BEGIN Study text

- Bill Joy on recent advances on reducing CO2 emissions
- Paul Steinhardt on recent observations saying that, not only were the previous “B-modes from inflation” just galactic dust, but there are no real B-modes to within the current detection limits, and this poses a problem for inflation (I hadn’t heard about this last part)
- Aubrey de Grey on new antibiotics that are grown in the soil rather than in lab cultures
- John Tooby on the evolutionary rationale for germline engineering
- W. Tecumseh Fitch on the coming reality of the “Jurassic Park program” (bringing back extinct species through DNA splicing—though probably not dinosaurs, whose DNA is too degraded)
- Keith Devlin on the new prospect of using massive datasets (from MOOCs, for example) to actually figure out how students learn
- Richard Muller on how air pollution in China has become one of the world’s worst problems (imagine every child in Beijing being force-fed two packs of cigarettes per day)

END Study text
BEGIN Source information

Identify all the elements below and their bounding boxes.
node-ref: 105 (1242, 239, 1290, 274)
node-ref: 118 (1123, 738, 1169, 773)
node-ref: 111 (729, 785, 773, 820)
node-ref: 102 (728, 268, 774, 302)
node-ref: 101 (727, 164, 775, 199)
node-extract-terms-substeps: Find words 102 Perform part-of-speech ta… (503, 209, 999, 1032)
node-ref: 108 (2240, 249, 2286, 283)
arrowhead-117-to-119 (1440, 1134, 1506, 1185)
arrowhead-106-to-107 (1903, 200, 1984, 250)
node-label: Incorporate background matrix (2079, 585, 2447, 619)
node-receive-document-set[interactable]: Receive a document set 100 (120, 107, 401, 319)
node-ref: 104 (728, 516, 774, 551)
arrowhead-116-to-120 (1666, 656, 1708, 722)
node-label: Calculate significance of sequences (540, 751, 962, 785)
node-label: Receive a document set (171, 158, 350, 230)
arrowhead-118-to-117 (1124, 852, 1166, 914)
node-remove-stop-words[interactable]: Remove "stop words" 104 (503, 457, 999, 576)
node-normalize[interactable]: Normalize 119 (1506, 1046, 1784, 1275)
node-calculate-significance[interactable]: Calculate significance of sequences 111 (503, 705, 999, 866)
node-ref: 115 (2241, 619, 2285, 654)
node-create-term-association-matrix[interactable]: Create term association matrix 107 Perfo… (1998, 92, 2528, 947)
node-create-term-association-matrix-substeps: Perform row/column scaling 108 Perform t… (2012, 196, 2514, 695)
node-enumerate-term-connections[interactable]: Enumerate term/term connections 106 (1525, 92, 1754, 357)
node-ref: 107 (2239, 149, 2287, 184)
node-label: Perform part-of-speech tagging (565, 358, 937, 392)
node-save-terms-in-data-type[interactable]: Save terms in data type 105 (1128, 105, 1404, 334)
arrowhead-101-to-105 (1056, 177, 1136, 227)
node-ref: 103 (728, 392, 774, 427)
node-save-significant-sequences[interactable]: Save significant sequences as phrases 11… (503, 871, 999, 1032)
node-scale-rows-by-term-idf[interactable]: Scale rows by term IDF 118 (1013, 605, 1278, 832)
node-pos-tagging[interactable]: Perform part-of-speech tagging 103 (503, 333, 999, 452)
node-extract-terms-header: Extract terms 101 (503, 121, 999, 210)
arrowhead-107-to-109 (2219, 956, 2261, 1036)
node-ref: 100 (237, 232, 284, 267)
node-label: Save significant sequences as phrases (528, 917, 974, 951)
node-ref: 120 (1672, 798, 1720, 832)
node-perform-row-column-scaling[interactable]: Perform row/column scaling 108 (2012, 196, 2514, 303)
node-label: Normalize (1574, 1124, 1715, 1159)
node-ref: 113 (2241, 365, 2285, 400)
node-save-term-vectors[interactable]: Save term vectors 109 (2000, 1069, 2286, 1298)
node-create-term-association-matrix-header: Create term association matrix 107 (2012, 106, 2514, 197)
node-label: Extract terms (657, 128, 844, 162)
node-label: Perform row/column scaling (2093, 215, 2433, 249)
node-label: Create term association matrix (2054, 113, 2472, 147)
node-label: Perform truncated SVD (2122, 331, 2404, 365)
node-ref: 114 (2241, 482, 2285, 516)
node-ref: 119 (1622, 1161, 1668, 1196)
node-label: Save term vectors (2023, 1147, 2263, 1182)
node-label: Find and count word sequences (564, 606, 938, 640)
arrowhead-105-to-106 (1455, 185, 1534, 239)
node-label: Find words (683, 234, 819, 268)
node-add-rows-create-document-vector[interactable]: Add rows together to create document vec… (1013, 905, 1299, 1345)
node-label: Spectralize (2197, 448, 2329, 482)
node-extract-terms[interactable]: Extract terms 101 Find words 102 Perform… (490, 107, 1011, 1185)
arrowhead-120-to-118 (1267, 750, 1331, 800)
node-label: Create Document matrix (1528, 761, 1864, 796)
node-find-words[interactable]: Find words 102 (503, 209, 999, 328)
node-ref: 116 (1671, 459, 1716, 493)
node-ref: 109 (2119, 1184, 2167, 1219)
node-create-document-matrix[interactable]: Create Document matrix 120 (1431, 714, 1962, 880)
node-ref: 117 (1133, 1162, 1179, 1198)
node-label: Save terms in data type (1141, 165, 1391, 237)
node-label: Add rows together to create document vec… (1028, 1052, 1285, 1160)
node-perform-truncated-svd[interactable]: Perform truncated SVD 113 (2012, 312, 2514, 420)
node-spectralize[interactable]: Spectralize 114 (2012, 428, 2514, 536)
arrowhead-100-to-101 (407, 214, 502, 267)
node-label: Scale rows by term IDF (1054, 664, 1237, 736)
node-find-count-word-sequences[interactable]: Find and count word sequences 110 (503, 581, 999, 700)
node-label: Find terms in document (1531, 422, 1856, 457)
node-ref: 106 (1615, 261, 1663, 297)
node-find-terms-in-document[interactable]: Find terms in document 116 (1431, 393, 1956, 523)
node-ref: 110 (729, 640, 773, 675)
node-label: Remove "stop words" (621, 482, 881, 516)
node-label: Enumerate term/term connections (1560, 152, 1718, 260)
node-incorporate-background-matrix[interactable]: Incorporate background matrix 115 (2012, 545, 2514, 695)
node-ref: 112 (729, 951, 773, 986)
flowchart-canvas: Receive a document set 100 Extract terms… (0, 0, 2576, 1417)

END Source information

Task set —
• 1. In the list of science topics, what does Aubrey de Grey talk about?
• 2. Revise the stretch of the science topics list from "- Keith Devlin" through "cigarettes per day)", putting "Shanghai" in place of "Beijing".
• 3. Resume the list of science topics after its final entry.

Answers —
• 1. New antibiotics that are grown in the soil rather than in lab cultures.

• 2.
- Keith Devlin on the new prospect of using massive datasets (from MOOCs, for example) to actually figure out how students learn
- Richard Muller on how air pollution in China has become one of the world’s worst problems (imagine every child in Shanghai being force-fed two packs of cigarettes per day)

• 3.
- Ara Norenzayan on the demographic trends in religious belief
- James Croak on amazing advances in battery technology (which were news to me)
- Buddhini Samarasinghe on (among other things) the power of aspirin to possibly prevent cancer
- Todd Sacktor on a new treatment for Parkinson’s
- Charles Seife on the imminent availability of data about pretty much everything in our lives
- Susan Blackmore on “that dress” and what it revealed about the human visual system
- Brian Keating on experiments that should soon tell us the neutrinos’ masses (again, I hadn’t heard about these)
- Michael McCullough on something called “reproductive religiosity theory,” which posits that the central purpose of religions is to enforce social norms around mating and reproduction (for what it’s worth, I’d always regarded that as obvious; it’s even expounded in the last chapter of Quantum Computing Since Democritus)
- Greg Cochran on the origin of Europeans
- David Buss on the “mating crisis among educated women”
- Ed Regis on how high-fat diets are better (except, isn’t this the principle behind Atkins, and isn’t this pretty old news by now?)
- Melanie Swan on blockchain-based cryptography, such as Bitcoin (though it wasn’t entirely clear to me what point Swan was making about it)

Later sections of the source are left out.